------ Pasaje seleccionado ------

Jessica Dos Santos.
Por: Jessica Dos Santos Jardim
Nos venden la bala junto con la flor (…)
venden la explosión y después las cenizas,
se vende la risa en la discoteca, venden la tristeza en el funeral.
Gino González
Mi vieja insiste en decirme que yo “tengo 27 años y aún no sé hacer mercado”. Ella no entiende mi “rara” tendencia a escoger siempre las verduras, vegetales y frutas más chiquitas, menos brillantes, con las conchas más finas, “muy verdes”, “pasadas”, etc. No importa que yo le demuestre de manera fehaciente que saben más rico, que sus semillas siempre se me dan o que a veces resultan más baratas, porque en su imaginario (colectivo) estos rubros deben parecerse a las publicidades del Central Madeirense, aunque estos no sean más que plástico y un par de trucos de iluminación.
Pero, además, cuando la vieja hurga en mi cocina, suele agregar “pobrecito del hombre que se ‘case’ contigo” en referencia a lo que constituye mi mercado, pues este sistema también demarcó qué debemos y qué no comer.

------ Lista de registros ------

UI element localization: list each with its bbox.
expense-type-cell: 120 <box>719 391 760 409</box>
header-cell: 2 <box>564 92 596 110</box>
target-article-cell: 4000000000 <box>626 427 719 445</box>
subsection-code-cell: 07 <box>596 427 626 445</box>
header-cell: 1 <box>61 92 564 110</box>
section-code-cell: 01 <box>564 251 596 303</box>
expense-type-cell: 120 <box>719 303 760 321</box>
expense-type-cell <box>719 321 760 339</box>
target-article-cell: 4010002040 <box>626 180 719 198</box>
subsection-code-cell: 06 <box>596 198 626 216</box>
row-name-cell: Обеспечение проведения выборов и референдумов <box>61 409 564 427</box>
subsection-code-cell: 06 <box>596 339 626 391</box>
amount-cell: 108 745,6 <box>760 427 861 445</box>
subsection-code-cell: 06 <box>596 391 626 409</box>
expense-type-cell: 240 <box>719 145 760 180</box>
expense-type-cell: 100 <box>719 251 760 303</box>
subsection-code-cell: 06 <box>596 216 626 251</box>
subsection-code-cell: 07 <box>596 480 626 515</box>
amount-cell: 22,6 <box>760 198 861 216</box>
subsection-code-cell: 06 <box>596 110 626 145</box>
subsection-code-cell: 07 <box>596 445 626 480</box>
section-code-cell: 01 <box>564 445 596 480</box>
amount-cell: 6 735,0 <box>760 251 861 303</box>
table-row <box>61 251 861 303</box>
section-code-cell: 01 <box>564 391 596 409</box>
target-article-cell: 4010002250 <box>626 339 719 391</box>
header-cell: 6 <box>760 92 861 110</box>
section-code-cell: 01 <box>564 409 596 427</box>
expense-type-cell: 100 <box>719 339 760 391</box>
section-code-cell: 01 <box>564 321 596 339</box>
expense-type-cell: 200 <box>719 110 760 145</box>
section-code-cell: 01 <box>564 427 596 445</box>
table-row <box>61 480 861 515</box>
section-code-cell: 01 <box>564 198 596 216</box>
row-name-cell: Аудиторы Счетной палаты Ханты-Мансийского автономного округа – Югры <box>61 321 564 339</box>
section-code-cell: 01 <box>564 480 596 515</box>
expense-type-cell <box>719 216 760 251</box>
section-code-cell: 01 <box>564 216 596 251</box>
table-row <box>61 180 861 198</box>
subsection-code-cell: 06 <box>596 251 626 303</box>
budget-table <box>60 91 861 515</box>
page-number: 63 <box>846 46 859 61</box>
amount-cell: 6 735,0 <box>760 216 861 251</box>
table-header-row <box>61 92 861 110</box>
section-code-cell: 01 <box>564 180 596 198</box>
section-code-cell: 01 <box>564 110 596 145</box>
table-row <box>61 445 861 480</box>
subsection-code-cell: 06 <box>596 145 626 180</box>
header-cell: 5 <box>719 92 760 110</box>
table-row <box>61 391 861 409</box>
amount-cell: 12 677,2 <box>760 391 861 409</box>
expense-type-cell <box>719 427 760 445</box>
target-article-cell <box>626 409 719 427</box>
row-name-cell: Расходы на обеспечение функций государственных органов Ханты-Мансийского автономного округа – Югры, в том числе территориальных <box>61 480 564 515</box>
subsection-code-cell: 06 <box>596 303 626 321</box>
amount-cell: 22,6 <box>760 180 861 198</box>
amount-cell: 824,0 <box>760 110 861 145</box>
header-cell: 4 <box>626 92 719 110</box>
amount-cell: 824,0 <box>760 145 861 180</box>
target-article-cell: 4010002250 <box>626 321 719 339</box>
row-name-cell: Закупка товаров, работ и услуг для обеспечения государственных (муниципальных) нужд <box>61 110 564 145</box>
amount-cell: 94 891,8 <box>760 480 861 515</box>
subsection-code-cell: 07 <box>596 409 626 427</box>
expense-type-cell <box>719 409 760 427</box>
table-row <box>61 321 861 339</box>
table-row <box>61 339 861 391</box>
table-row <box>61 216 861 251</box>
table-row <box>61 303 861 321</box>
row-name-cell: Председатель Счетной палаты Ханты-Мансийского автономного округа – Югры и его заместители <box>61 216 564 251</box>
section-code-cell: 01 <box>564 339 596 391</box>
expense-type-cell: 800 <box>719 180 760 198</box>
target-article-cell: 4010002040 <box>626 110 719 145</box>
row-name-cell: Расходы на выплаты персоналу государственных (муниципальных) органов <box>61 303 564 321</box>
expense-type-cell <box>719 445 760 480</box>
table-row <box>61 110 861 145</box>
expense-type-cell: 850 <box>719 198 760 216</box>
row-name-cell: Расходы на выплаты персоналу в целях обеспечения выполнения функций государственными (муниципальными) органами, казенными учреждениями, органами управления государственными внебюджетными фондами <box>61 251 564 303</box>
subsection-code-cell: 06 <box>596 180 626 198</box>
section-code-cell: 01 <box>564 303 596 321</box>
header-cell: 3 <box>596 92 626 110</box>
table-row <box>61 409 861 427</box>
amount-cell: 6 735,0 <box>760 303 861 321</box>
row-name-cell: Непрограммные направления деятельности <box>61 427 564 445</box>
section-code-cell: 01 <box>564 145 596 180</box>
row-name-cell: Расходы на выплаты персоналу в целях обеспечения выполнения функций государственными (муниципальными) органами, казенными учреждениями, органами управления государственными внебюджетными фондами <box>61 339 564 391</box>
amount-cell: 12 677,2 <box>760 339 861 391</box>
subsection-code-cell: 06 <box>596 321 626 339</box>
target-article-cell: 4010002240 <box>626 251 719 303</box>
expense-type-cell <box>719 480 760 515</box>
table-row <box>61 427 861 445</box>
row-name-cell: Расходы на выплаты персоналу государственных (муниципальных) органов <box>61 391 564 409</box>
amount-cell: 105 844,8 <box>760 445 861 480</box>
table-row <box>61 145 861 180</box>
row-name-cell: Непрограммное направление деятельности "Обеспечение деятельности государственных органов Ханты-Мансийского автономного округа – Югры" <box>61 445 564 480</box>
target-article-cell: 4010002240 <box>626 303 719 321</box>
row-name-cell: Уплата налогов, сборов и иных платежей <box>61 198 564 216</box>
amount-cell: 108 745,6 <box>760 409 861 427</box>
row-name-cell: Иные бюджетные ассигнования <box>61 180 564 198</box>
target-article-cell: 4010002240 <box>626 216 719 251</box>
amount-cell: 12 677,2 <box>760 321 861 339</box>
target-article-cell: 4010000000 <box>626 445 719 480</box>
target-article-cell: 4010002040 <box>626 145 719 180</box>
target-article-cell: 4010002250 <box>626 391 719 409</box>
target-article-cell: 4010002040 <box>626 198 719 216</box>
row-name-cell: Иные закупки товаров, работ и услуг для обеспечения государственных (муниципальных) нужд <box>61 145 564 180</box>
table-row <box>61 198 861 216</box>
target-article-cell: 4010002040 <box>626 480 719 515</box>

------

* **Instrucciones**
A – Responda con brevedad, según el texto sobre el mercado:
(i) ¿Qué edad dice la madre que tiene la persona a quien habla?
(ii) ¿A las publicidades de qué comercio deberían parecerse las verduras y frutas, según el imaginario de la madre?
(iii) ¿A quién se atribuyen los versos citados al comienzo?
B – Continúe el texto sobre el mercado a partir de su última oración, con el mismo tono y en primera persona.

* **Respuestas escritas**
A –
(i) 27 años.
(ii) Del Central Madeirense.
(iii) A Gino González.

B –
Por estos días escuché a un carajo decir en el abasto “y pensar que antes usábamos las caraotas para jugar bingo”, como si esto fuera un medidor de la calidad de la época, cuando el trasfondo es que muchos venezolanos despreciaban las caraotas por considerarlas “comida para pobres”, lo mismo que ocurría con la sardina, la mortadela, y muchos otros rubros que ahora “se anhelan”. Algo similar a lo que pasó con la papa en Inglaterra y la Europa continental.
Fíjense, hace algunas noches, la señora Milagros, mi vecina de arriba, me trajo un montón de vegetales salteados y varios potecitos con una especie de pasta de tomate casera que combinaba con todo y me rindió para toda la semana. Entre mi hambre y el olor que expedían los potecitos, no hubo chance para detenerse en la conversa. Sin embargo, a los días, empecé a preguntarme: “¿De dónde habrá sacado esta doña todo esto?”. Pues bien: la señora Milagros les pide a los gochos (Fuerzas Armadas, Quebrada Honda, San Bernardino, Panteón, etc.) que le regalen los tomates, cebollas, pimentones, ají, etc., que botan a la basura por estar “magullados” o tener un “pedacito podrido”. Si a usted la sola idea le da asco, pues sepa que algunos de estos vendedores se niegan a regalarle las “sobras” a la señora Milagros, porque las pizzerías que a usted le encantan (de las más “reconocidas”), se las compran a precio de gallina flaca para ensartarnos la pizzita familiar, que no llena ni al más pequeño de la casa, en 10 mil bolos.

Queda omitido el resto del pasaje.